◆ **The request**:
Reproduce each record exactly.

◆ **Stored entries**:

________________________________________

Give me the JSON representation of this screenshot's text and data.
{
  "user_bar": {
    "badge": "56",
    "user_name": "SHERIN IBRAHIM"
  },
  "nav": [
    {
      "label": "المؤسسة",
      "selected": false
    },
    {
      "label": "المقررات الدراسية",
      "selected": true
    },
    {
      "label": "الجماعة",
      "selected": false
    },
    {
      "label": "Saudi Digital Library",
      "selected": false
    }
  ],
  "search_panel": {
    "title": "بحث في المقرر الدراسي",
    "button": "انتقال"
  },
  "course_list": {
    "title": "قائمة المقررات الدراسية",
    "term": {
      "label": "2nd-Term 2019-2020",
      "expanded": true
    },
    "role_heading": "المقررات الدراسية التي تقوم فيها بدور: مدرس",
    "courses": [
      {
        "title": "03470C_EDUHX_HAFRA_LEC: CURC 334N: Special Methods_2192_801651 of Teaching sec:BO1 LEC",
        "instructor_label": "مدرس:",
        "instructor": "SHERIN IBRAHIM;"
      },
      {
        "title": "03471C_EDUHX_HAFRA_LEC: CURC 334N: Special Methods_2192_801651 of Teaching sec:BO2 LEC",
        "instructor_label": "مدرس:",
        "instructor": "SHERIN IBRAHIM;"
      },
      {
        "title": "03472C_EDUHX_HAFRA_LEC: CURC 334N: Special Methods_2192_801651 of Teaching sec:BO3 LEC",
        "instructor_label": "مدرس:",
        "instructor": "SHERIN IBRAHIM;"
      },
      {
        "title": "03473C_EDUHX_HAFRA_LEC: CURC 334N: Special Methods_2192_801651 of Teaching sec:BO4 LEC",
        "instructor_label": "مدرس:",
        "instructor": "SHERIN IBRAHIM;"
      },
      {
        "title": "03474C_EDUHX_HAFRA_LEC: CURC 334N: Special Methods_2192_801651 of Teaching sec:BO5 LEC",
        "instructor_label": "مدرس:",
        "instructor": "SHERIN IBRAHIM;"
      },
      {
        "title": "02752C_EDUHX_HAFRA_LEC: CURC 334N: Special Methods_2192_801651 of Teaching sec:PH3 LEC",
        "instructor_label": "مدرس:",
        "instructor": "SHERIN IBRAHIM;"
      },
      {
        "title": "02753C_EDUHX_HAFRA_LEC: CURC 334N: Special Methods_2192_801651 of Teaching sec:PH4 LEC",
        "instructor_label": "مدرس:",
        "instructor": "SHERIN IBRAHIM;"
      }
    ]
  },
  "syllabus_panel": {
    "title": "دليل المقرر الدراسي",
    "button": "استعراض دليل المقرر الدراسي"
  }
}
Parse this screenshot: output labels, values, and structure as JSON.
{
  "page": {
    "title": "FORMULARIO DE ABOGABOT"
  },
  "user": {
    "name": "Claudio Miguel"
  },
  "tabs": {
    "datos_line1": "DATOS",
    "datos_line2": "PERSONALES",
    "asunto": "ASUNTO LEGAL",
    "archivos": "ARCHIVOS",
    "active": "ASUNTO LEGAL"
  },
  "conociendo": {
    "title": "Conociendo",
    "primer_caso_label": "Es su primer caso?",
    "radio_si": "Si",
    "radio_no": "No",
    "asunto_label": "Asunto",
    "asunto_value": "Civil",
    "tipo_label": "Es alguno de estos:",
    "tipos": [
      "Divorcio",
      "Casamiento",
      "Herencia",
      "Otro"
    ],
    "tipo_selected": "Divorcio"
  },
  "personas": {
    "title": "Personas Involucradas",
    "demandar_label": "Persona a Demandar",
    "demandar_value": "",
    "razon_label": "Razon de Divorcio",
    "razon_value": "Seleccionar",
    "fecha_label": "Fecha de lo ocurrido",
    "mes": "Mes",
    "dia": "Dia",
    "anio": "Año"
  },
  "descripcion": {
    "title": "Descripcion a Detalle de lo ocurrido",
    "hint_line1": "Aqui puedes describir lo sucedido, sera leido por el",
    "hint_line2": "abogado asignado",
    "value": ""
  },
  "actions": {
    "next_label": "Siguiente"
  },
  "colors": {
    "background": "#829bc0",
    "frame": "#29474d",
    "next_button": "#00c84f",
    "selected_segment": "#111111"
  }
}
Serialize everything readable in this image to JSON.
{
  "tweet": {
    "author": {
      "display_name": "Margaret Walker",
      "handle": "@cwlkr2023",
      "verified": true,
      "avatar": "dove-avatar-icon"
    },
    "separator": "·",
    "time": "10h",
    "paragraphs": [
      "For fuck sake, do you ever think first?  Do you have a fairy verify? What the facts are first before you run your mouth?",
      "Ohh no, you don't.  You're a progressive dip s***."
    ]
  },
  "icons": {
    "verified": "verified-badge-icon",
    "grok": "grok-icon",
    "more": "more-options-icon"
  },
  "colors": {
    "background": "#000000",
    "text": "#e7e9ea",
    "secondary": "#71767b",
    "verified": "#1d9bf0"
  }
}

________________________________________

◆ **Exercise solution**:
Give me the JSON representation of this screenshot's text and data.
{
  "user_bar": {
    "badge": "56",
    "user_name": "SHERIN IBRAHIM"
  },
  "nav": [
    {
      "label": "المؤسسة",
      "selected": false
    },
    {
      "label": "المقررات الدراسية",
      "selected": true
    },
    {
      "label": "الجماعة",
      "selected": false
    },
    {
      "label": "Saudi Digital Library",
      "selected": false
    }
  ],
  "search_panel": {
    "title": "بحث في المقرر الدراسي",
    "button": "انتقال"
  },
  "course_list": {
    "title": "قائمة المقررات الدراسية",
    "term": {
      "label": "2nd-Term 2019-2020",
      "expanded": true
    },
    "role_heading": "المقررات الدراسية التي تقوم فيها بدور: مدرس",
    "courses": [
      {
        "title": "03470C_EDUHX_HAFRA_LEC: CURC 334N: Special Methods_2192_801651 of Teaching sec:BO1 LEC",
        "instructor_label": "مدرس:",
        "instructor": "SHERIN IBRAHIM;"
      },
      {
        "title": "03471C_EDUHX_HAFRA_LEC: CURC 334N: Special Methods_2192_801651 of Teaching sec:BO2 LEC",
        "instructor_label": "مدرس:",
        "instructor": "SHERIN IBRAHIM;"
      },
      {
        "title": "03472C_EDUHX_HAFRA_LEC: CURC 334N: Special Methods_2192_801651 of Teaching sec:BO3 LEC",
        "instructor_label": "مدرس:",
        "instructor": "SHERIN IBRAHIM;"
      },
      {
        "title": "03473C_EDUHX_HAFRA_LEC: CURC 334N: Special Methods_2192_801651 of Teaching sec:BO4 LEC",
        "instructor_label": "مدرس:",
        "instructor": "SHERIN IBRAHIM;"
      },
      {
        "title": "03474C_EDUHX_HAFRA_LEC: CURC 334N: Special Methods_2192_801651 of Teaching sec:BO5 LEC",
        "instructor_label": "مدرس:",
        "instructor": "SHERIN IBRAHIM;"
      },
      {
        "title": "02752C_EDUHX_HAFRA_LEC: CURC 334N: Special Methods_2192_801651 of Teaching sec:PH3 LEC",
        "instructor_label": "مدرس:",
        "instructor": "SHERIN IBRAHIM;"
      },
      {
        "title": "02753C_EDUHX_HAFRA_LEC: CURC 334N: Special Methods_2192_801651 of Teaching sec:PH4 LEC",
        "instructor_label": "مدرس:",
        "instructor": "SHERIN IBRAHIM;"
      }
    ]
  },
  "syllabus_panel": {
    "title": "دليل المقرر الدراسي",
    "button": "استعراض دليل المقرر الدراسي"
  }
}
Parse this screenshot: output labels, values, and structure as JSON.
{
  "page": {
    "title": "FORMULARIO DE ABOGABOT"
  },
  "user": {
    "name": "Claudio Miguel"
  },
  "tabs": {
    "datos_line1": "DATOS",
    "datos_line2": "PERSONALES",
    "asunto": "ASUNTO LEGAL",
    "archivos": "ARCHIVOS",
    "active": "ASUNTO LEGAL"
  },
  "conociendo": {
    "title": "Conociendo",
    "primer_caso_label": "Es su primer caso?",
    "radio_si": "Si",
    "radio_no": "No",
    "asunto_label": "Asunto",
    "asunto_value": "Civil",
    "tipo_label": "Es alguno de estos:",
    "tipos": [
      "Divorcio",
      "Casamiento",
      "Herencia",
      "Otro"
    ],
    "tipo_selected": "Divorcio"
  },
  "personas": {
    "title": "Personas Involucradas",
    "demandar_label": "Persona a Demandar",
    "demandar_value": "",
    "razon_label": "Razon de Divorcio",
    "razon_value": "Seleccionar",
    "fecha_label": "Fecha de lo ocurrido",
    "mes": "Mes",
    "dia": "Dia",
    "anio": "Año"
  },
  "descripcion": {
    "title": "Descripcion a Detalle de lo ocurrido",
    "hint_line1": "Aqui puedes describir lo sucedido, sera leido por el",
    "hint_line2": "abogado asignado",
    "value": ""
  },
  "actions": {
    "next_label": "Siguiente"
  },
  "colors": {
    "background": "#829bc0",
    "frame": "#29474d",
    "next_button": "#00c84f",
    "selected_segment": "#111111"
  }
}
Serialize everything readable in this image to JSON.
{
  "tweet": {
    "author": {
      "display_name": "Margaret Walker",
      "handle": "@cwlkr2023",
      "verified": true,
      "avatar": "dove-avatar-icon"
    },
    "separator": "·",
    "time": "10h",
    "paragraphs": [
      "For fuck sake, do you ever think first?  Do you have a fairy verify? What the facts are first before you run your mouth?",
      "Ohh no, you don't.  You're a progressive dip s***."
    ]
  },
  "icons": {
    "verified": "verified-badge-icon",
    "grok": "grok-icon",
    "more": "more-options-icon"
  },
  "colors": {
    "background": "#000000",
    "text": "#e7e9ea",
    "secondary": "#71767b",
    "verified": "#1d9bf0"
  }
}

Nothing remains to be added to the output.